STATED EXERCISE.
Pick out every line with the word "large" and copy it.

-- start TASK INPUT --

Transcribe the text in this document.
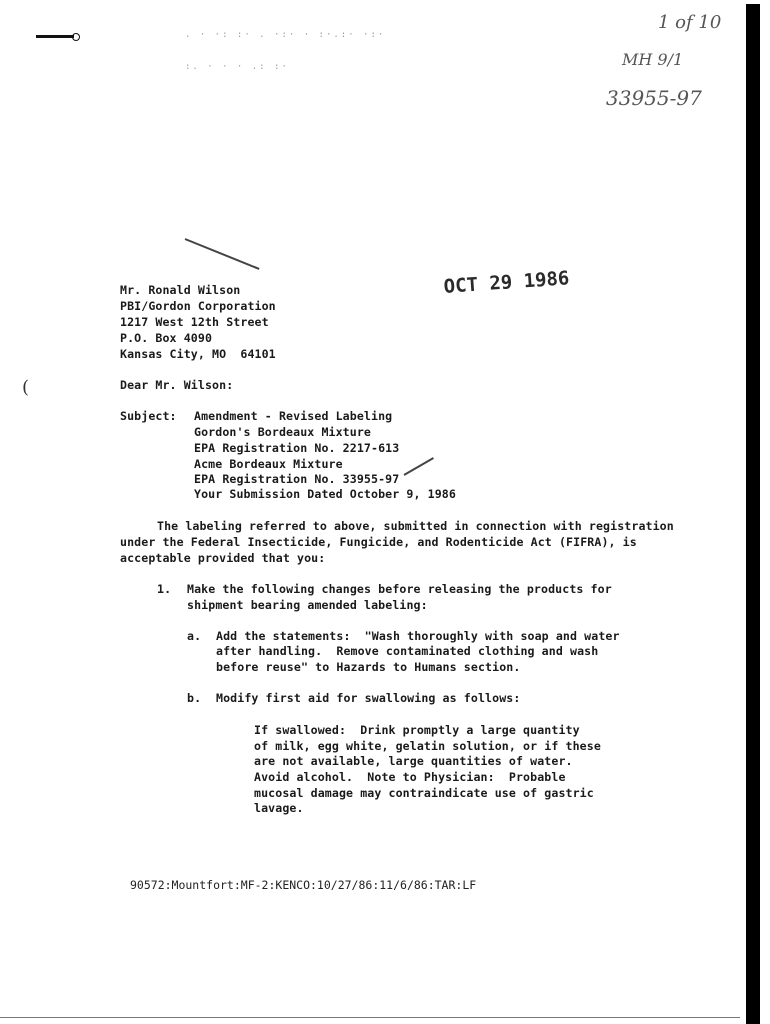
. · ·: :· . ·:· · :·.:· ·:·
:. · · · .: :·
(
1 of 10
MH 9/1
33955-97
OCT 29 1986
Mr. Ronald Wilson
PBI/Gordon Corporation
1217 West 12th Street
P.O. Box 4090
Kansas City, MO  64101
Dear Mr. Wilson:
Subject: Amendment - Revised Labeling
Gordon's Bordeaux Mixture
EPA Registration No. 2217-613
Acme Bordeaux Mixture
EPA Registration No. 33955-97
Your Submission Dated October 9, 1986
The labeling referred to above, submitted in connection with registration
under the Federal Insecticide, Fungicide, and Rodenticide Act (FIFRA), is
acceptable provided that you:
1. Make the following changes before releasing the products for
shipment bearing amended labeling:
a. Add the statements:  "Wash thoroughly with soap and water
after handling.  Remove contaminated clothing and wash
before reuse" to Hazards to Humans section.
b. Modify first aid for swallowing as follows:
If swallowed:  Drink promptly a large quantity
of milk, egg white, gelatin solution, or if these
are not available, large quantities of water.
Avoid alcohol.  Note to Physician:  Probable
mucosal damage may contraindicate use of gastric
lavage.
90572:Mountfort:MF-2:KENCO:10/27/86:11/6/86:TAR:LF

-- end TASK INPUT --

THE RESPONSE.
If swallowed:  Drink promptly a large quantity
are not available, large quantities of water.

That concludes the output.